Word for word, set down the records and skip each picture.

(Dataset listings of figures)
****
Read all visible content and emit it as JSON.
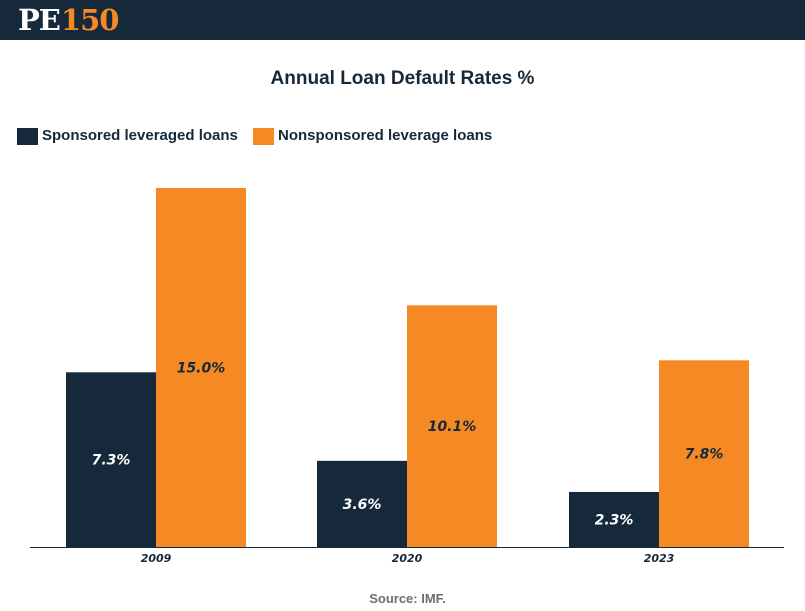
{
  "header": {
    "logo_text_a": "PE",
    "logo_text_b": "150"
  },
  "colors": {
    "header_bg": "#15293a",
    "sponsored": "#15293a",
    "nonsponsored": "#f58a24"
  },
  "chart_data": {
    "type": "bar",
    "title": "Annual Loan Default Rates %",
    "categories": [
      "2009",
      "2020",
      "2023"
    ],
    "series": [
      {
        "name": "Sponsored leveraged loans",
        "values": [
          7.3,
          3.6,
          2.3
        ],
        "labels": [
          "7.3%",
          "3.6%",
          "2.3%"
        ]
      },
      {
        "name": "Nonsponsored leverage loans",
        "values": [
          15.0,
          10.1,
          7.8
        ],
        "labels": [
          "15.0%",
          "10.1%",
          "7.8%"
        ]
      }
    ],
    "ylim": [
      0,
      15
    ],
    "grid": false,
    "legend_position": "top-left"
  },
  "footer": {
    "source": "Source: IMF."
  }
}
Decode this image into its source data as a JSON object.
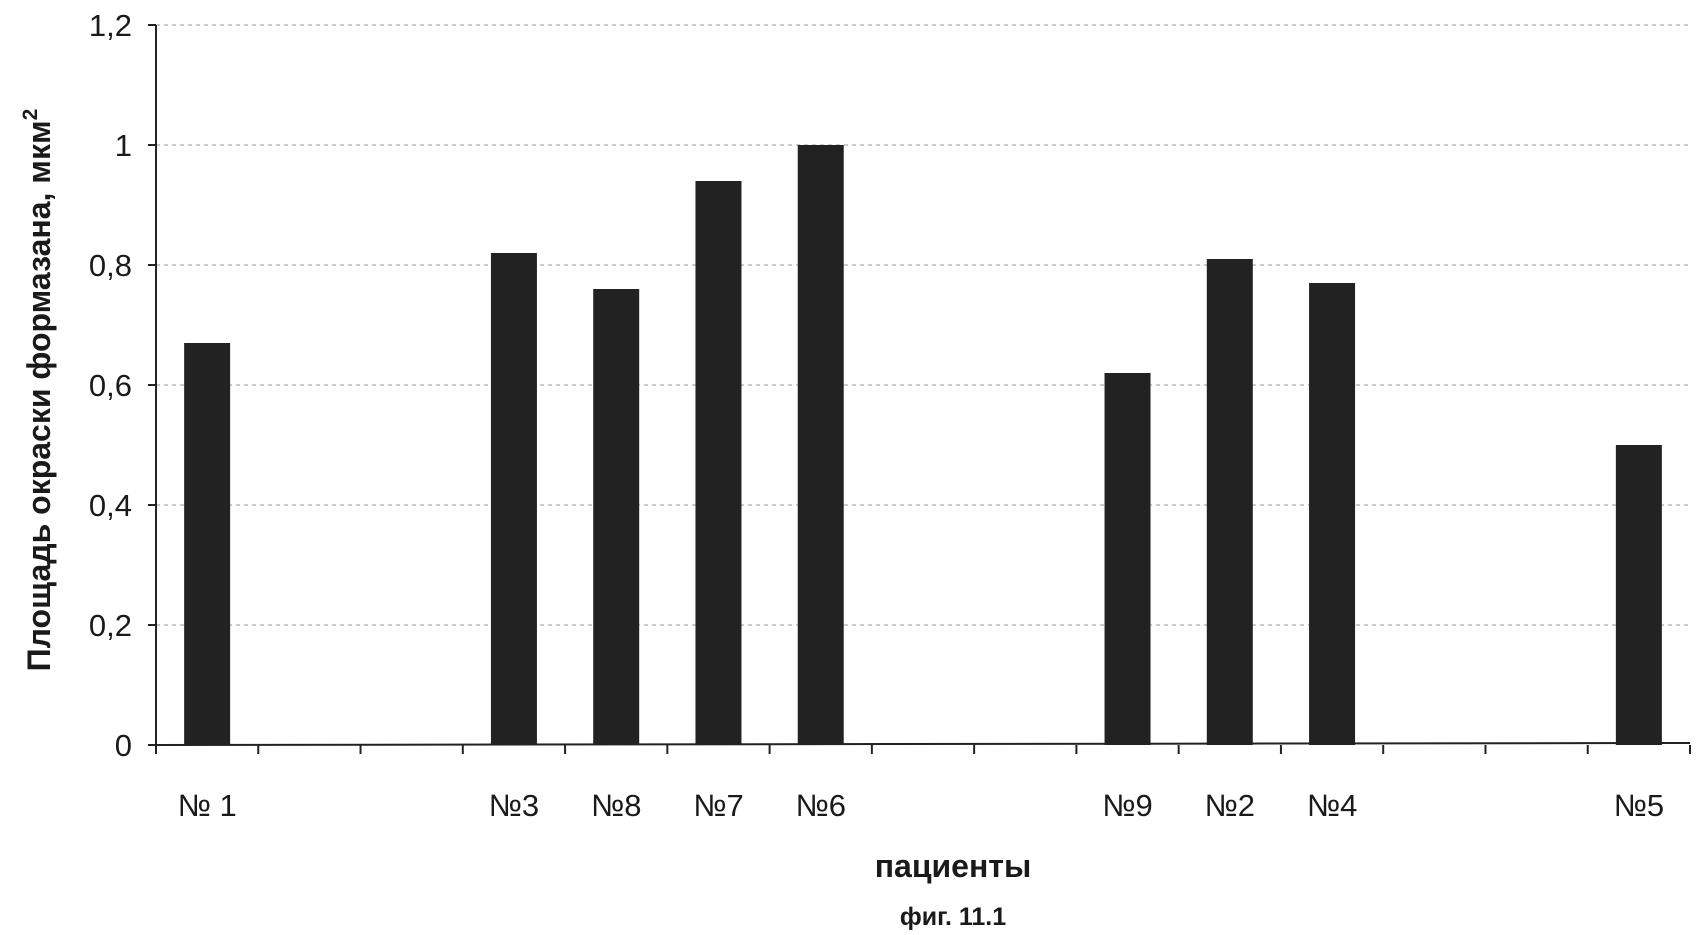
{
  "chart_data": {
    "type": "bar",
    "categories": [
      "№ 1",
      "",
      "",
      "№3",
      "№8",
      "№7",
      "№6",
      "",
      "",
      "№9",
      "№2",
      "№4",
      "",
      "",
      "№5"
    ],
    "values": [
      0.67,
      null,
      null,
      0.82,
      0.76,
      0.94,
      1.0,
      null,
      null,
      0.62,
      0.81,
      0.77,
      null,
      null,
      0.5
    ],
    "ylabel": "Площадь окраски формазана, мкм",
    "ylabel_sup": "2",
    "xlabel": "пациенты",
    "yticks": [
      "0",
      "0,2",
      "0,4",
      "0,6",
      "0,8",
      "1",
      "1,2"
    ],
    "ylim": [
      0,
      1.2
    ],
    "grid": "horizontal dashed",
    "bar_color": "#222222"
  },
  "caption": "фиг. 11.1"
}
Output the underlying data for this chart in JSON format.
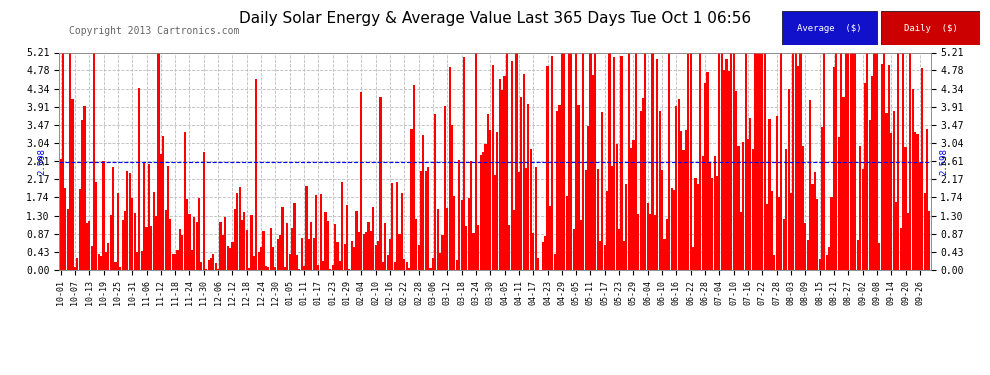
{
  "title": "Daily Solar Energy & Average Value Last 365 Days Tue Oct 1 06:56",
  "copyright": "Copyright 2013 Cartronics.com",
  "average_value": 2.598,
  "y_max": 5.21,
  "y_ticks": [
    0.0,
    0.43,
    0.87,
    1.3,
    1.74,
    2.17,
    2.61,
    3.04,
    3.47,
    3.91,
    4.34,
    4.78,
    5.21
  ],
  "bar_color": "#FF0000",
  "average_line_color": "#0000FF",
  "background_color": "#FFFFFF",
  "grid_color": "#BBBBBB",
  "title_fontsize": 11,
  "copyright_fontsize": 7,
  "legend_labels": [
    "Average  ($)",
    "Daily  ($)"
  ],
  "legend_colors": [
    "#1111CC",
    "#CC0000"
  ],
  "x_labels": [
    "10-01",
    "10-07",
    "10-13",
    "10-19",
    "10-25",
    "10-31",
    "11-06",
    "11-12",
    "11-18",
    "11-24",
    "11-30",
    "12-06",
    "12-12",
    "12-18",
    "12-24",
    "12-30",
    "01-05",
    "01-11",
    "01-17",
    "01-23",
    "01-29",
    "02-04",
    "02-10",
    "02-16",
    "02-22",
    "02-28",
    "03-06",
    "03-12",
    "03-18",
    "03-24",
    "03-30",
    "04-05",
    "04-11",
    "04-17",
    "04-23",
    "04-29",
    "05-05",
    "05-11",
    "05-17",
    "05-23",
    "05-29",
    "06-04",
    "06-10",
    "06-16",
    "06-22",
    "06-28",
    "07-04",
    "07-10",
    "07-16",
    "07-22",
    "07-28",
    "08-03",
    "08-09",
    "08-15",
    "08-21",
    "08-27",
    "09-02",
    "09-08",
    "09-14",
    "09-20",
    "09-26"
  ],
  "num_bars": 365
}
****
=== WRITTEN ANSWER ===
Read all visible content and emit it as JSON.
{
  "header": {
    "logo_text_a": "PE",
    "logo_text_b": "150"
  },
  "colors": {
    "header_bg": "#15293a",
    "sponsored": "#15293a",
    "nonsponsored": "#f58a24"
  },
  "chart_data": {
    "type": "bar",
    "title": "Annual Loan Default Rates %",
    "categories": [
      "2009",
      "2020",
      "2023"
    ],
    "series": [
      {
        "name": "Sponsored leveraged loans",
        "values": [
          7.3,
          3.6,
          2.3
        ],
        "labels": [
          "7.3%",
          "3.6%",
          "2.3%"
        ]
      },
      {
        "name": "Nonsponsored leverage loans",
        "values": [
          15.0,
          10.1,
          7.8
        ],
        "labels": [
          "15.0%",
          "10.1%",
          "7.8%"
        ]
      }
    ],
    "ylim": [
      0,
      15
    ],
    "grid": false,
    "legend_position": "top-left"
  },
  "footer": {
    "source": "Source: IMF."
  }
}
Decode this image into its source data as a JSON object.
{
  "chart_data": {
    "type": "bar",
    "categories": [
      "№ 1",
      "",
      "",
      "№3",
      "№8",
      "№7",
      "№6",
      "",
      "",
      "№9",
      "№2",
      "№4",
      "",
      "",
      "№5"
    ],
    "values": [
      0.67,
      null,
      null,
      0.82,
      0.76,
      0.94,
      1.0,
      null,
      null,
      0.62,
      0.81,
      0.77,
      null,
      null,
      0.5
    ],
    "ylabel": "Площадь окраски формазана, мкм",
    "ylabel_sup": "2",
    "xlabel": "пациенты",
    "yticks": [
      "0",
      "0,2",
      "0,4",
      "0,6",
      "0,8",
      "1",
      "1,2"
    ],
    "ylim": [
      0,
      1.2
    ],
    "grid": "horizontal dashed",
    "bar_color": "#222222"
  },
  "caption": "фиг. 11.1"
}
Output the underlying data for this chart in JSON format.
{
  "title": "Daily Solar Energy & Average Value Last 365 Days Tue Oct 1 06:56",
  "copyright": "Copyright 2013 Cartronics.com",
  "average_value": 2.598,
  "y_max": 5.21,
  "y_ticks": [
    0.0,
    0.43,
    0.87,
    1.3,
    1.74,
    2.17,
    2.61,
    3.04,
    3.47,
    3.91,
    4.34,
    4.78,
    5.21
  ],
  "bar_color": "#FF0000",
  "average_line_color": "#0000FF",
  "background_color": "#FFFFFF",
  "grid_color": "#BBBBBB",
  "title_fontsize": 11,
  "copyright_fontsize": 7,
  "legend_labels": [
    "Average  ($)",
    "Daily  ($)"
  ],
  "legend_colors": [
    "#1111CC",
    "#CC0000"
  ],
  "x_labels": [
    "10-01",
    "10-07",
    "10-13",
    "10-19",
    "10-25",
    "10-31",
    "11-06",
    "11-12",
    "11-18",
    "11-24",
    "11-30",
    "12-06",
    "12-12",
    "12-18",
    "12-24",
    "12-30",
    "01-05",
    "01-11",
    "01-17",
    "01-23",
    "01-29",
    "02-04",
    "02-10",
    "02-16",
    "02-22",
    "02-28",
    "03-06",
    "03-12",
    "03-18",
    "03-24",
    "03-30",
    "04-05",
    "04-11",
    "04-17",
    "04-23",
    "04-29",
    "05-05",
    "05-11",
    "05-17",
    "05-23",
    "05-29",
    "06-04",
    "06-10",
    "06-16",
    "06-22",
    "06-28",
    "07-04",
    "07-10",
    "07-16",
    "07-22",
    "07-28",
    "08-03",
    "08-09",
    "08-15",
    "08-21",
    "08-27",
    "09-02",
    "09-08",
    "09-14",
    "09-20",
    "09-26"
  ],
  "num_bars": 365
}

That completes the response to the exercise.